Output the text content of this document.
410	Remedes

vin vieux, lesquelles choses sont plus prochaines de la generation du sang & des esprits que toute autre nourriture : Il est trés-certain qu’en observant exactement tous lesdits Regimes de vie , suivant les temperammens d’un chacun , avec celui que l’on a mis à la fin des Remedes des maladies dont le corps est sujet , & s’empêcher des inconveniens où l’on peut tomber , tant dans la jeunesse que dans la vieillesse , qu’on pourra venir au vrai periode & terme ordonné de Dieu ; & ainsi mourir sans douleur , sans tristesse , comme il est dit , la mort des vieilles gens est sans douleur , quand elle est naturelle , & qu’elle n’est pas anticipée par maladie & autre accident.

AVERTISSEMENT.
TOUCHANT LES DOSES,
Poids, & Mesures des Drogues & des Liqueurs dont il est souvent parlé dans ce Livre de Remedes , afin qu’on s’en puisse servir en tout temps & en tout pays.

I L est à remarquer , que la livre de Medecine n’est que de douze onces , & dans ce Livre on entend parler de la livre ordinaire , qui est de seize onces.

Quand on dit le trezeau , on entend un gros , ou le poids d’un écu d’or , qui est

───

=== DO THIS ===
Transcribe the material above in its entirety. Match it exactly.

=== FINISHED ANSWER ===
Output the text content of this document.
410	Remedes

vin vieux, lesquelles choses sont plus prochaines de la generation du sang & des esprits que toute autre nourriture : Il est trés-certain qu’en observant exactement tous lesdits Regimes de vie , suivant les temperammens d’un chacun , avec celui que l’on a mis à la fin des Remedes des maladies dont le corps est sujet , & s’empêcher des inconveniens où l’on peut tomber , tant dans la jeunesse que dans la vieillesse , qu’on pourra venir au vrai periode & terme ordonné de Dieu ; & ainsi mourir sans douleur , sans tristesse , comme il est dit , la mort des vieilles gens est sans douleur , quand elle est naturelle , & qu’elle n’est pas anticipée par maladie & autre accident.

AVERTISSEMENT.
TOUCHANT LES DOSES,
Poids, & Mesures des Drogues & des Liqueurs dont il est souvent parlé dans ce Livre de Remedes , afin qu’on s’en puisse servir en tout temps & en tout pays.

I L est à remarquer , que la livre de Medecine n’est que de douze onces , & dans ce Livre on entend parler de la livre ordinaire , qui est de seize onces.

Quand on dit le trezeau , on entend un gros , ou le poids d’un écu d’or , qui est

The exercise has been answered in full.